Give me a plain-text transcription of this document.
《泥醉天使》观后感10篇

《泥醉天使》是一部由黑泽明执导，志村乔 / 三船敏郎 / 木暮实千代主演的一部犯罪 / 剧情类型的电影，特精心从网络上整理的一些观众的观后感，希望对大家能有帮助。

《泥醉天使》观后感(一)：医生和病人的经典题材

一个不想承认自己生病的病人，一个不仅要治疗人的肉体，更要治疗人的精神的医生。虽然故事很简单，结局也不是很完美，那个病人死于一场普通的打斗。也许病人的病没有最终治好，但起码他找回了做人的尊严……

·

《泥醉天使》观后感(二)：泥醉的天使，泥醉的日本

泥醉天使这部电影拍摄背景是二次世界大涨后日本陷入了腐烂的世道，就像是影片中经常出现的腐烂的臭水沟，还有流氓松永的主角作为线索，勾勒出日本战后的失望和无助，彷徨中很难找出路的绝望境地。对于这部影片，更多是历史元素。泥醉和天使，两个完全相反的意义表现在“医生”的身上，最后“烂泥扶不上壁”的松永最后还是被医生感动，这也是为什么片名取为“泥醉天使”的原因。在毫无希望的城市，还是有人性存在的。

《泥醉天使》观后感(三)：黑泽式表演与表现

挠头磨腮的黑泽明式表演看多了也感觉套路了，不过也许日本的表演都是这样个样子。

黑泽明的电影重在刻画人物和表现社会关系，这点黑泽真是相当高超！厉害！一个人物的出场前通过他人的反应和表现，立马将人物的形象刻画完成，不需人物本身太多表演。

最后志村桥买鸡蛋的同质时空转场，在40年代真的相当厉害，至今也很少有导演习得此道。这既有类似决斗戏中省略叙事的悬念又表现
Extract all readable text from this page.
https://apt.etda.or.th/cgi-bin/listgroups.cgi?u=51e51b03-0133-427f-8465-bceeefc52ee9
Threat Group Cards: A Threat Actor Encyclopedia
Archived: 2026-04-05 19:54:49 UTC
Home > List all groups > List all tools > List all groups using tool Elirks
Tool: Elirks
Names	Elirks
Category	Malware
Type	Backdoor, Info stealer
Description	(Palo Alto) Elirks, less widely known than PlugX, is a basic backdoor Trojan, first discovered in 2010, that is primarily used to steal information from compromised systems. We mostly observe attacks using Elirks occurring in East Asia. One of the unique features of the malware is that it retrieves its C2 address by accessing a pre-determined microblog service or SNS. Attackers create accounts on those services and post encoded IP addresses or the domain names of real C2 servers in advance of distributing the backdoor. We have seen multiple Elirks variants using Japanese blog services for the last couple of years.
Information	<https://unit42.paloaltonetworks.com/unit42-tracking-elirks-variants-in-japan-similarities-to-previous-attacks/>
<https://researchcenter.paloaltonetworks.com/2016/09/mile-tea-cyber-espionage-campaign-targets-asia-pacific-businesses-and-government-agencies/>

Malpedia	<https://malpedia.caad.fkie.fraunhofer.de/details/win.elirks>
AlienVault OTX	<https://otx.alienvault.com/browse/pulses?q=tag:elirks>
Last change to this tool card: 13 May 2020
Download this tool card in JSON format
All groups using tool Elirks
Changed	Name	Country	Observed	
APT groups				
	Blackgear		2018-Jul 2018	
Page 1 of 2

■ TASK PROMPT ■
Go through the listing above and list every line that has the word "this".

■ THE RESPONSE ■
Give me a plain-text transcription of this document.
Extract all readable text from this page.
Last change to this tool card: 13 May 2020
Download this tool card in JSON format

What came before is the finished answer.